### Instructions for the task
Reproduce each line from the records that holds "help".

[BEGIN Data provided]

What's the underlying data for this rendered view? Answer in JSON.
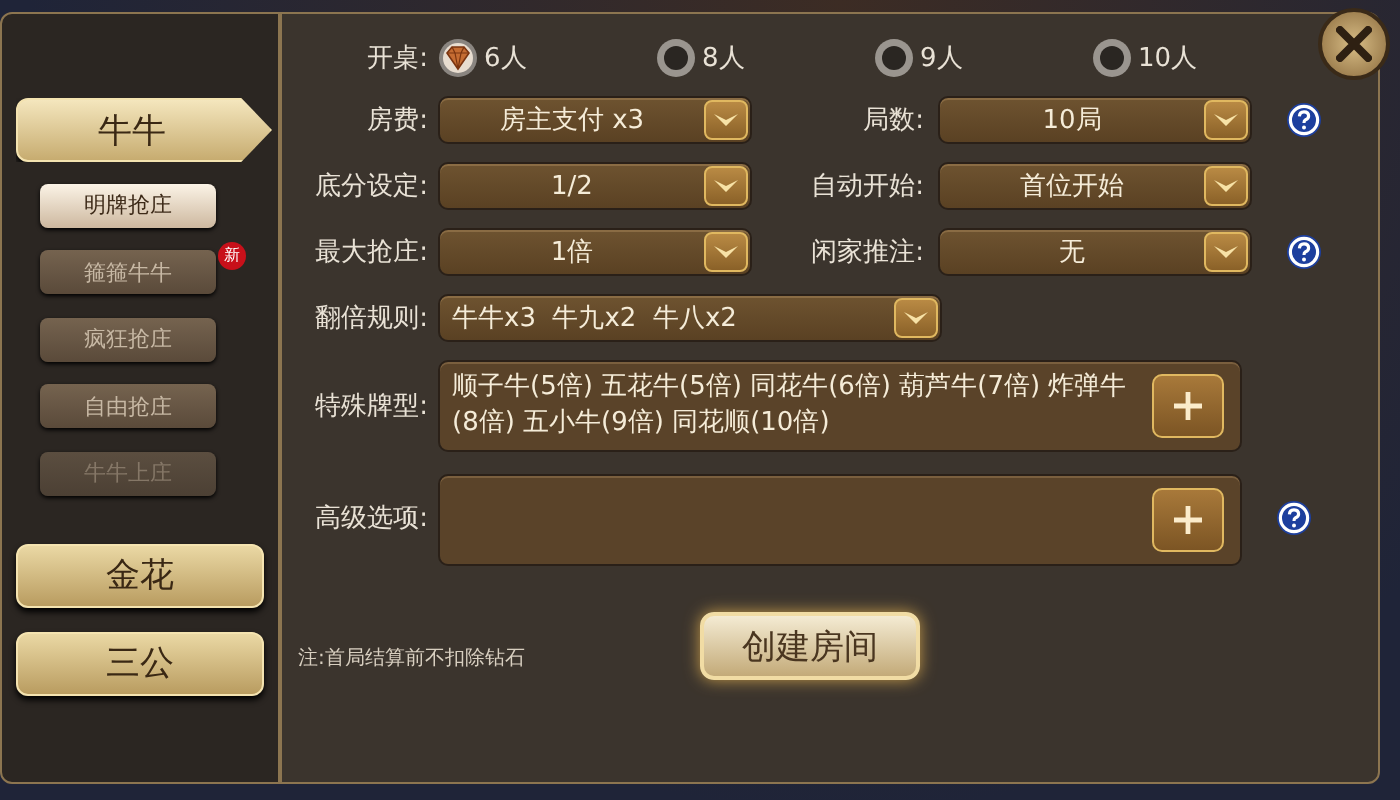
{
  "games": [
    {
      "label": "牛牛",
      "selected": true
    },
    {
      "label": "金花",
      "selected": false
    },
    {
      "label": "三公",
      "selected": false
    }
  ],
  "modes": [
    {
      "label": "明牌抢庄",
      "selected": true,
      "disabled": false
    },
    {
      "label": "箍箍牛牛",
      "selected": false,
      "disabled": false,
      "badge": "新"
    },
    {
      "label": "疯狂抢庄",
      "selected": false,
      "disabled": false
    },
    {
      "label": "自由抢庄",
      "selected": false,
      "disabled": false
    },
    {
      "label": "牛牛上庄",
      "selected": false,
      "disabled": true
    }
  ],
  "table_size": {
    "label": "开桌:",
    "options": [
      {
        "label": "6人",
        "selected": true
      },
      {
        "label": "8人",
        "selected": false
      },
      {
        "label": "9人",
        "selected": false
      },
      {
        "label": "10人",
        "selected": false
      }
    ]
  },
  "settings": [
    {
      "label": "房费:",
      "value": "房主支付 x3",
      "label2": "局数:",
      "value2": "10局",
      "help": true
    },
    {
      "label": "底分设定:",
      "value": "1/2",
      "label2": "自动开始:",
      "value2": "首位开始",
      "help": false
    },
    {
      "label": "最大抢庄:",
      "value": "1倍",
      "label2": "闲家推注:",
      "value2": "无",
      "help": true
    }
  ],
  "double_rule": {
    "label": "翻倍规则:",
    "value": "牛牛x3  牛九x2  牛八x2"
  },
  "special_hands": {
    "label": "特殊牌型:",
    "value": "顺子牛(5倍)  五花牛(5倍)  同花牛(6倍)  葫芦牛(7倍)  炸弹牛(8倍)  五小牛(9倍)  同花顺(10倍)",
    "help": false
  },
  "advanced": {
    "label": "高级选项:",
    "help": true
  },
  "note": "注:首局结算前不扣除钻石",
  "create_button": "创建房间"
}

[END Data provided]

### Solution to this task
      "help": true
      "help": false
      "help": true
    "help": false
    "help": true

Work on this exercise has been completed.